Repeat each record exactly as written, and drop any images.

------ Records provided

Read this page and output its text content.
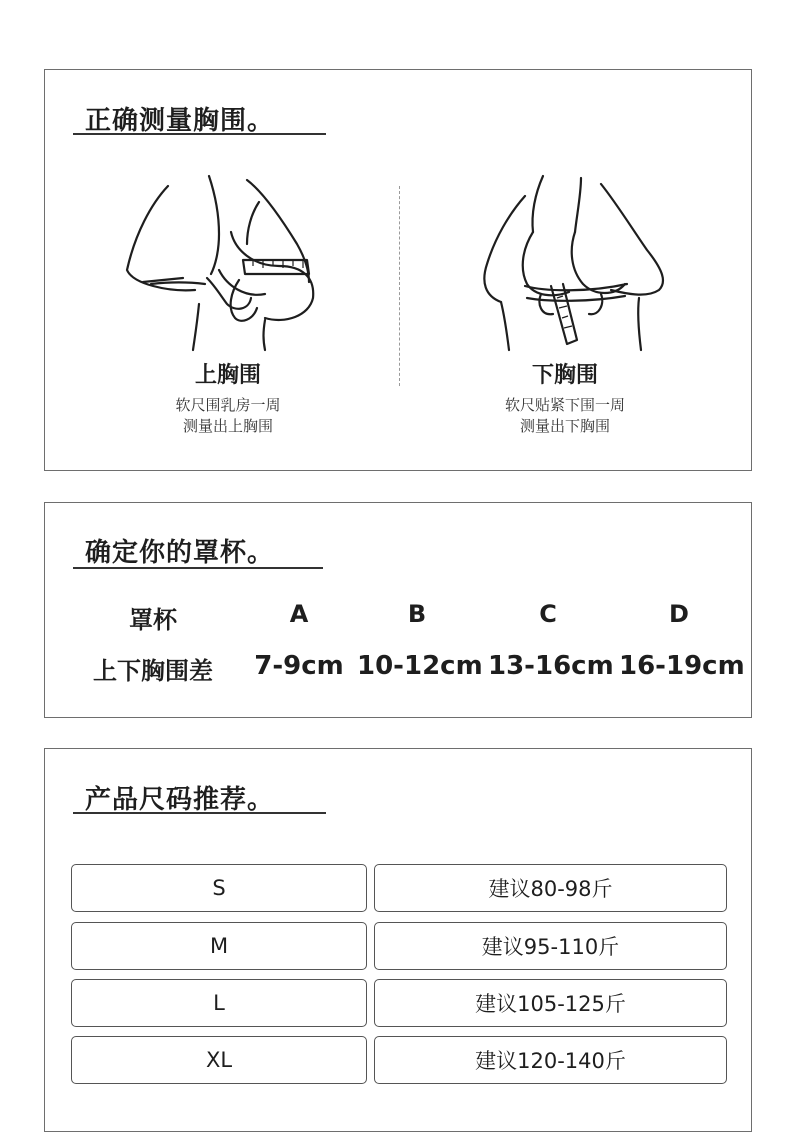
正确测量胸围。
上胸围
软尺围乳房一周
测量出上胸围
下胸围
软尺贴紧下围一周
测量出下胸围
确定你的罩杯。
罩杯	A	B	C	D
上下胸围差	7-9cm 10-12cm 13-16cm 16-19cm
产品尺码推荐。
S	建议80-98斤
M	建议95-110斤
L	建议105-125斤
XL	建议120-140斤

------------

(Final result):
Read this page and output its text content.
正确测量胸围。
上胸围
软尺围乳房一周
测量出上胸围
下胸围
软尺贴紧下围一周
测量出下胸围
确定你的罩杯。
罩杯	A	B	C	D
上下胸围差	7-9cm 10-12cm 13-16cm 16-19cm
产品尺码推荐。
S	建议80-98斤
M	建议95-110斤
L	建议105-125斤
XL	建议120-140斤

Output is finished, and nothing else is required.